**WHAT TO WORK ON**
Pull out every line below holding the word "image".

**DATASET ENTRIES**

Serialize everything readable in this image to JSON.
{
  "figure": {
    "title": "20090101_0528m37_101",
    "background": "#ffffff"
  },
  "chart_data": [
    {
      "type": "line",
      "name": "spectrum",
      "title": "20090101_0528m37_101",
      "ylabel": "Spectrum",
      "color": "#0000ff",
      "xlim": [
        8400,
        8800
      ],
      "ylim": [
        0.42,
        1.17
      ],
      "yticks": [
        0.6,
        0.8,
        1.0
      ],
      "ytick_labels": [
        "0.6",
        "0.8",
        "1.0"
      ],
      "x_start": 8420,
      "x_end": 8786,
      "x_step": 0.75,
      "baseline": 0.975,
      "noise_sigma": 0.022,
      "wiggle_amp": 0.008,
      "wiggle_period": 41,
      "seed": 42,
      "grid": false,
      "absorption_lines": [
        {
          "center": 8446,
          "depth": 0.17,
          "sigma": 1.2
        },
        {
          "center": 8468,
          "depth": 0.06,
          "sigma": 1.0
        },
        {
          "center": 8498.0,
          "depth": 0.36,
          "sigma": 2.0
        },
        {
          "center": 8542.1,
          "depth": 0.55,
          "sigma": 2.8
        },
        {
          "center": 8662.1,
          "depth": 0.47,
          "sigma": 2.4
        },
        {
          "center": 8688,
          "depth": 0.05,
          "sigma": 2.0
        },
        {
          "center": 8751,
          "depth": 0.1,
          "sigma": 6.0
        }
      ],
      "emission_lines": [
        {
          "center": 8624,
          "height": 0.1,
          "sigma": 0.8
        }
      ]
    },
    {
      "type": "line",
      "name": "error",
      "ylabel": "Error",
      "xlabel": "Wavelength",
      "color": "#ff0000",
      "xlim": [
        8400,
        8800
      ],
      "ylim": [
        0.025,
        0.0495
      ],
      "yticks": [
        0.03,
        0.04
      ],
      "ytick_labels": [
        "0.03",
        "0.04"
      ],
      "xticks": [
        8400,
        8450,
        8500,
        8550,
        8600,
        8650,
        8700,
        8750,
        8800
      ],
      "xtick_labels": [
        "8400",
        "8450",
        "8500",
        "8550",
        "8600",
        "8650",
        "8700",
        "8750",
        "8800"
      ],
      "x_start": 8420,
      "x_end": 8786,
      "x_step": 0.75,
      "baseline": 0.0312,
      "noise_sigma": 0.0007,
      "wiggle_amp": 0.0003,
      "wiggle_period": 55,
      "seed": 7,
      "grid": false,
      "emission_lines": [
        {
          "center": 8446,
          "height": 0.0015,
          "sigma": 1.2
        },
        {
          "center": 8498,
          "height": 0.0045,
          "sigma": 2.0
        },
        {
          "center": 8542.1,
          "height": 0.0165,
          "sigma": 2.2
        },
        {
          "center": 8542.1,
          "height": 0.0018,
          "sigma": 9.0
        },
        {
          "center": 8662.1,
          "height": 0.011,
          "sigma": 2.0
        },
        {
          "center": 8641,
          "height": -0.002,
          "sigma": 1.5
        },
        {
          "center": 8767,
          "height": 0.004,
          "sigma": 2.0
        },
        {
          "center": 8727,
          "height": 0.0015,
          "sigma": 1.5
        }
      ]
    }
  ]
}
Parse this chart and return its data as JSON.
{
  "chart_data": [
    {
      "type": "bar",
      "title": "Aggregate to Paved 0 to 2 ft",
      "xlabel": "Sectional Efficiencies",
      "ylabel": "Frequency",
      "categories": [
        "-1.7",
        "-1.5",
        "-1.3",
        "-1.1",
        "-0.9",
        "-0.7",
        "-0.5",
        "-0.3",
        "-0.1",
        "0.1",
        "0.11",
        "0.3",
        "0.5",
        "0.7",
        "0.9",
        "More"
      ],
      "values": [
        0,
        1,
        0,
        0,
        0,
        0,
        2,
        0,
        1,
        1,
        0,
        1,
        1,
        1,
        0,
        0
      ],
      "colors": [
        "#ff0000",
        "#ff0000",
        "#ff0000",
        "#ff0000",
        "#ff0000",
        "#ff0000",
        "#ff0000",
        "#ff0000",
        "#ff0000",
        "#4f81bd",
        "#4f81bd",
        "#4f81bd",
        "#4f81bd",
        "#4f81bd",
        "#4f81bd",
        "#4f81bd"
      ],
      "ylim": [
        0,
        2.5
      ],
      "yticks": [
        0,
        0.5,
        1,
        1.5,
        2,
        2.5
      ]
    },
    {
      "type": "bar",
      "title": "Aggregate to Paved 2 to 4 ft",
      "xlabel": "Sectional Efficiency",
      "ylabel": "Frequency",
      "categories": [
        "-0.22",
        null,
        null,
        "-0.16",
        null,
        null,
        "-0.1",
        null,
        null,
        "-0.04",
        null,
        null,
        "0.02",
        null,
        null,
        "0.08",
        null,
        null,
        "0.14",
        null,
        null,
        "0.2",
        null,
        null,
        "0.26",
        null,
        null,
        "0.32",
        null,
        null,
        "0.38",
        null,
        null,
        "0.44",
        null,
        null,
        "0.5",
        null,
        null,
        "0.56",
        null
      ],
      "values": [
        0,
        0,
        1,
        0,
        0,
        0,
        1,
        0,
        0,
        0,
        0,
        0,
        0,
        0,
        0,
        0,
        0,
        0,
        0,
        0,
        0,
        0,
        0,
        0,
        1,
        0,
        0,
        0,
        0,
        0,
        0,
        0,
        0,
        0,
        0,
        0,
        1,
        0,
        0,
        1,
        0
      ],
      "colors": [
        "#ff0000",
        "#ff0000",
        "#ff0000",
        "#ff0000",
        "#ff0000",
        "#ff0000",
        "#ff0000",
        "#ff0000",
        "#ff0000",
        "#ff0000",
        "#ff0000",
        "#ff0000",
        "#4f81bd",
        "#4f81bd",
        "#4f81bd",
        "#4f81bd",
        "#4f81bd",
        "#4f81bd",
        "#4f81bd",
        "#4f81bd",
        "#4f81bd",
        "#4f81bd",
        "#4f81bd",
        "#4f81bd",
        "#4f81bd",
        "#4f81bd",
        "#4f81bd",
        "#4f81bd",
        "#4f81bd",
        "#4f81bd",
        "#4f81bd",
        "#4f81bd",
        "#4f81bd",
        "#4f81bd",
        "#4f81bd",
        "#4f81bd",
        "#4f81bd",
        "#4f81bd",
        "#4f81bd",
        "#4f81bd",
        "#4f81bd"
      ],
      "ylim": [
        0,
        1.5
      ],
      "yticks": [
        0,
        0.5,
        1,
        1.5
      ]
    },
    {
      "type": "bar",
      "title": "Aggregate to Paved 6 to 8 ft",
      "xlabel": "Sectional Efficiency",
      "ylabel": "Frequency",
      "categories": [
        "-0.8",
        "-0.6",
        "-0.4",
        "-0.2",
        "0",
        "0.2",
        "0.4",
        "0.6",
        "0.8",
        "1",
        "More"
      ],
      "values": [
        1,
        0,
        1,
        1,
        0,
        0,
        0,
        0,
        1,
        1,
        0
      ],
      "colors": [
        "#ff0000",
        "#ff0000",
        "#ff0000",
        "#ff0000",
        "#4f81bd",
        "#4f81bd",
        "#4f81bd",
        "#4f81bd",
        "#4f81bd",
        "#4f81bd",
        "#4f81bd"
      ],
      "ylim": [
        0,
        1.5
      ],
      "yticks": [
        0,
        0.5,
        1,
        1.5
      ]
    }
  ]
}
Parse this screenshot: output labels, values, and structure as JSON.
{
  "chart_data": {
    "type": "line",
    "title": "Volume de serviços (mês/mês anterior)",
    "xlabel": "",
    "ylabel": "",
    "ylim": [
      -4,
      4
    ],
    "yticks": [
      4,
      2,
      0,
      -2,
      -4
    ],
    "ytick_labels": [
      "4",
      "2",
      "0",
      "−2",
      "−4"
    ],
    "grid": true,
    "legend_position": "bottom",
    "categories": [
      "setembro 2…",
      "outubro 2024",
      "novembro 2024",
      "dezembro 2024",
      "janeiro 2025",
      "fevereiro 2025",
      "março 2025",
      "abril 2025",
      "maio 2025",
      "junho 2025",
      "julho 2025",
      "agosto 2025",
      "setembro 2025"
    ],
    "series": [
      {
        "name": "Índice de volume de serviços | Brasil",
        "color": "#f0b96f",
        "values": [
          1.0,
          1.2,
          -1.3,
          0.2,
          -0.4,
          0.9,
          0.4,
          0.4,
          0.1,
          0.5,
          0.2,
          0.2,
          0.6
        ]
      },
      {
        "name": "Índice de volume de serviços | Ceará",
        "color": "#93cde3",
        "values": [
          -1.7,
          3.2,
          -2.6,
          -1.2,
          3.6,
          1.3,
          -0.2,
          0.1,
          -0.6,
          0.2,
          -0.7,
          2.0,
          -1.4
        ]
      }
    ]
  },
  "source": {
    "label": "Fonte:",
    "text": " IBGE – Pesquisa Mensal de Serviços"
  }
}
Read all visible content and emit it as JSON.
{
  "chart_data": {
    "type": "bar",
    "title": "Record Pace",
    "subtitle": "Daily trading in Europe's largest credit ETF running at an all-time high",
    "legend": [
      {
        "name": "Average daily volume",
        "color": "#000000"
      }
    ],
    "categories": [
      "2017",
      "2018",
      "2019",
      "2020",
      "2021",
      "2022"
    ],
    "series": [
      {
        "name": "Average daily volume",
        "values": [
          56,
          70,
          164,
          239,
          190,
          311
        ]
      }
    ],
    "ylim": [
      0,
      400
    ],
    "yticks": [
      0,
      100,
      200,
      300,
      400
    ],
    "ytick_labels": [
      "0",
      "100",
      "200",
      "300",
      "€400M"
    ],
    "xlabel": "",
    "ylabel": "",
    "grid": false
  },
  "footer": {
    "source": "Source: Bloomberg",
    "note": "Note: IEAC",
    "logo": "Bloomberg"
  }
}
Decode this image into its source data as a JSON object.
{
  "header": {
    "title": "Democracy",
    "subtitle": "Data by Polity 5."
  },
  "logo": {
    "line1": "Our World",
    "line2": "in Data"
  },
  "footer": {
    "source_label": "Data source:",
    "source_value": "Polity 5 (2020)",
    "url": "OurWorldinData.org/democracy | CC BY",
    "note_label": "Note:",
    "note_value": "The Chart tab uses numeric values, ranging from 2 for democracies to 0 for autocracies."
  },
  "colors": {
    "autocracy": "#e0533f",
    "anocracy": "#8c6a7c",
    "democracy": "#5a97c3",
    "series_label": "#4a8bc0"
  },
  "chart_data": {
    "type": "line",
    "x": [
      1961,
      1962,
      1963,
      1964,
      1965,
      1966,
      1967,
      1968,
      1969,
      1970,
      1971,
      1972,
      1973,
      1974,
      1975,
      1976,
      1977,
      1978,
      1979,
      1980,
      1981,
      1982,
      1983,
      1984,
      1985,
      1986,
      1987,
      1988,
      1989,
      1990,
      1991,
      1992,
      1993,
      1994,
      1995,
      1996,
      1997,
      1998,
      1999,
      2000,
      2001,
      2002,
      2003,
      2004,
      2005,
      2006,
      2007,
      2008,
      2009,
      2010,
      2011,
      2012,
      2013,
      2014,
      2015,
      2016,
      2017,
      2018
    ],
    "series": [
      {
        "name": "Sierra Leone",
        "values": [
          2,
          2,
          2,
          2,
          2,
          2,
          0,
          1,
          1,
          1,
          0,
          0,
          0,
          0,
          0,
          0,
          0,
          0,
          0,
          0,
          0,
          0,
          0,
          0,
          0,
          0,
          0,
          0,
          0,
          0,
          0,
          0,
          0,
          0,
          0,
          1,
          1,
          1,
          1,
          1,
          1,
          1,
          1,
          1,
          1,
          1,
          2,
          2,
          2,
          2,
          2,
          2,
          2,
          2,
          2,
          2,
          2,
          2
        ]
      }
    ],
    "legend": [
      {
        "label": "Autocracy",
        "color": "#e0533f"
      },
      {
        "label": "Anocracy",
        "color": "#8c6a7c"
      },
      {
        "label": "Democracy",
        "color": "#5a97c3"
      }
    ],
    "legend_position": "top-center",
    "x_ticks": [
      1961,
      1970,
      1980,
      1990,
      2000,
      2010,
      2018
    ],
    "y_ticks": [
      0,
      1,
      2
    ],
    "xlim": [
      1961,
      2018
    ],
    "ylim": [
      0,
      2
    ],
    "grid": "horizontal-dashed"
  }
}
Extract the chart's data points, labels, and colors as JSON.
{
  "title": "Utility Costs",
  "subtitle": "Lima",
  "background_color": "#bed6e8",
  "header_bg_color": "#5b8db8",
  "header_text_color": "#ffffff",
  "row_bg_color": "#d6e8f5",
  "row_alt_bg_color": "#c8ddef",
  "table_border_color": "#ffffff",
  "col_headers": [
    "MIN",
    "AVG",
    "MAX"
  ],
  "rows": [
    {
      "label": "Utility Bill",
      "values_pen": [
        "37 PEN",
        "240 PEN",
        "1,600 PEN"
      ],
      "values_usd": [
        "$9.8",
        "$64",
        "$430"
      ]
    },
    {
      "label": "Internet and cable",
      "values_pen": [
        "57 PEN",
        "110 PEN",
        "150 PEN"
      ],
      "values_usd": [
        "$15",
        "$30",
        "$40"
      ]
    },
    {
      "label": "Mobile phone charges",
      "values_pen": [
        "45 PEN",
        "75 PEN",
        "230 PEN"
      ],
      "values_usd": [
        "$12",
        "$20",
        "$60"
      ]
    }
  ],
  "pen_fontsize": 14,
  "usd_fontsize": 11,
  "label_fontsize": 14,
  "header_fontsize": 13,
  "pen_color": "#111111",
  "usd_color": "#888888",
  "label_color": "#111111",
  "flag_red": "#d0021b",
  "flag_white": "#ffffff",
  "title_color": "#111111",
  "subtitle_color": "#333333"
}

**THE SOLUTION**
Serialize everything readable in this image to JSON.
Decode this image into its source data as a JSON object.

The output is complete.